:: STORED ROWS ::

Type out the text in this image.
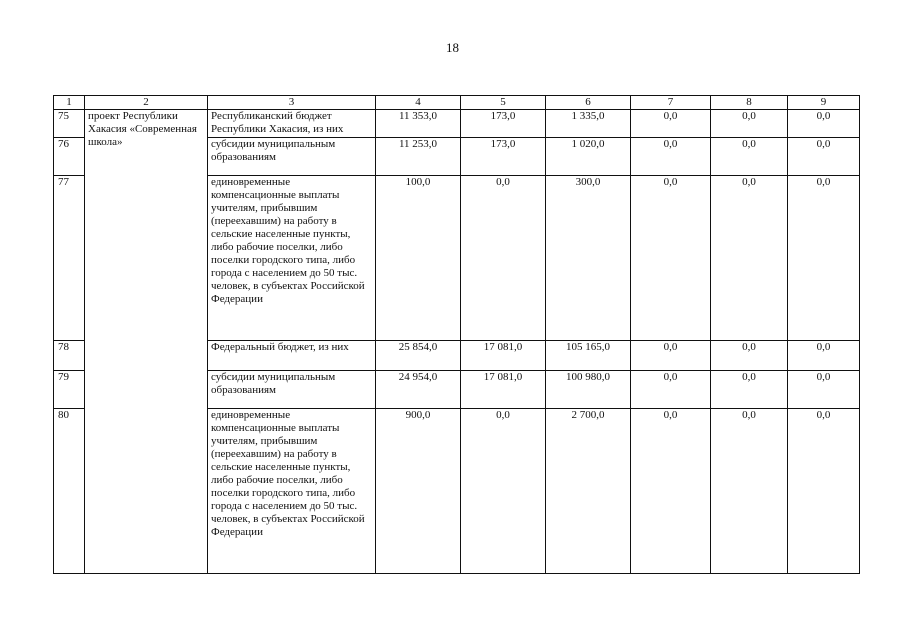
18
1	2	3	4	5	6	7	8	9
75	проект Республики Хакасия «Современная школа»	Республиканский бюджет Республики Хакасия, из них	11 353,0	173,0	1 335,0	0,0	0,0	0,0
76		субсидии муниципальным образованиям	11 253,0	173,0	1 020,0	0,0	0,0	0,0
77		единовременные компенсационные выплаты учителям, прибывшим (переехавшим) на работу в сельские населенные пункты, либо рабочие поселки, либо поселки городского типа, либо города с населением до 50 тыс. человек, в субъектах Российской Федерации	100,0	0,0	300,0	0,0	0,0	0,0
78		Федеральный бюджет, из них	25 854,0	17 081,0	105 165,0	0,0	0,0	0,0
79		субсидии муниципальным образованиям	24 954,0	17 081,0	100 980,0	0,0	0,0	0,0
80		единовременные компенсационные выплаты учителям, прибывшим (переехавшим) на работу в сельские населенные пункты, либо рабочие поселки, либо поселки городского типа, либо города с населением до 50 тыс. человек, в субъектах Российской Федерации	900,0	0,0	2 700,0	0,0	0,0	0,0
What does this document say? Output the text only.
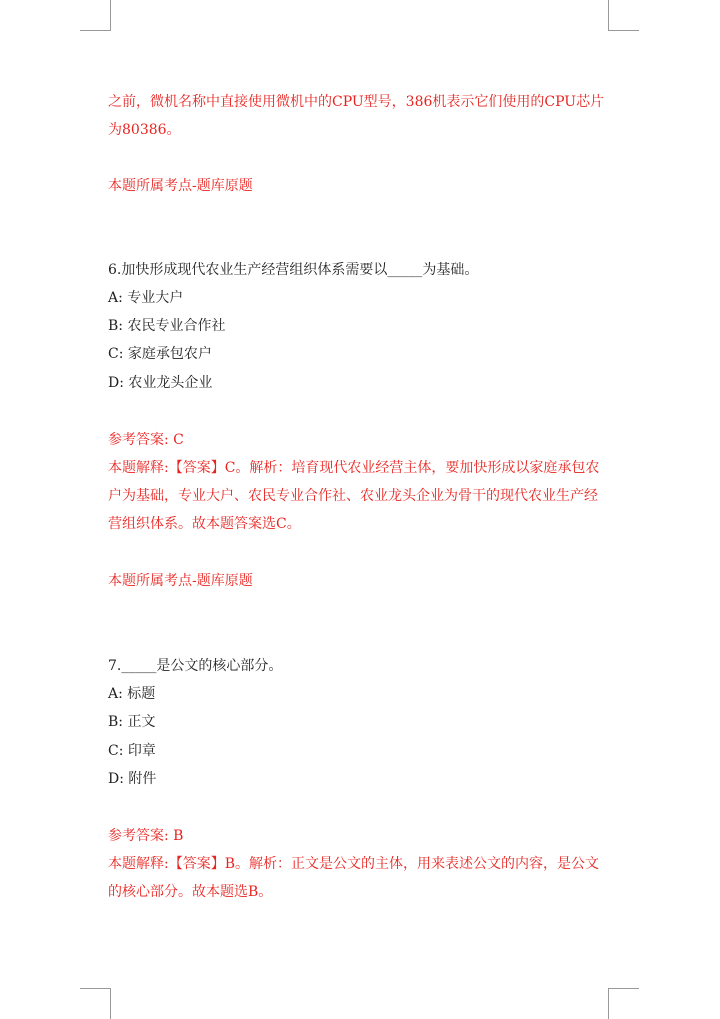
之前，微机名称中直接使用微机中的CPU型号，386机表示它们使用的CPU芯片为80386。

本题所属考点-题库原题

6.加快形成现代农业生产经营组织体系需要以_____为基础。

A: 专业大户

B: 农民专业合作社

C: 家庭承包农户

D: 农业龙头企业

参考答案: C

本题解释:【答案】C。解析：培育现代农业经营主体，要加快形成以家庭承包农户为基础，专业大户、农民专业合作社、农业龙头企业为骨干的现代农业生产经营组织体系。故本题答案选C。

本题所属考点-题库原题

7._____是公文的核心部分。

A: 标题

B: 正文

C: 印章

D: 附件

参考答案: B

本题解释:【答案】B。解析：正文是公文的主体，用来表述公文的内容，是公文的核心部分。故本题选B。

:::

### GIVEN EXERCISE:
Do not include the pictures. Quote only the lines from the line with "What does this" through the end of the material, both ends included, exactly.

### SOLVED PROBLEM:
What does this document say? Output the text only.
之前，微机名称中直接使用微机中的CPU型号，386机表示它们使用的CPU芯片为80386。

本题所属考点-题库原题

6.加快形成现代农业生产经营组织体系需要以_____为基础。

A: 专业大户

B: 农民专业合作社

C: 家庭承包农户

D: 农业龙头企业

参考答案: C

本题解释:【答案】C。解析：培育现代农业经营主体，要加快形成以家庭承包农户为基础，专业大户、农民专业合作社、农业龙头企业为骨干的现代农业生产经营组织体系。故本题答案选C。

本题所属考点-题库原题

7._____是公文的核心部分。

A: 标题

B: 正文

C: 印章

D: 附件

参考答案: B

本题解释:【答案】B。解析：正文是公文的主体，用来表述公文的内容，是公文的核心部分。故本题选B。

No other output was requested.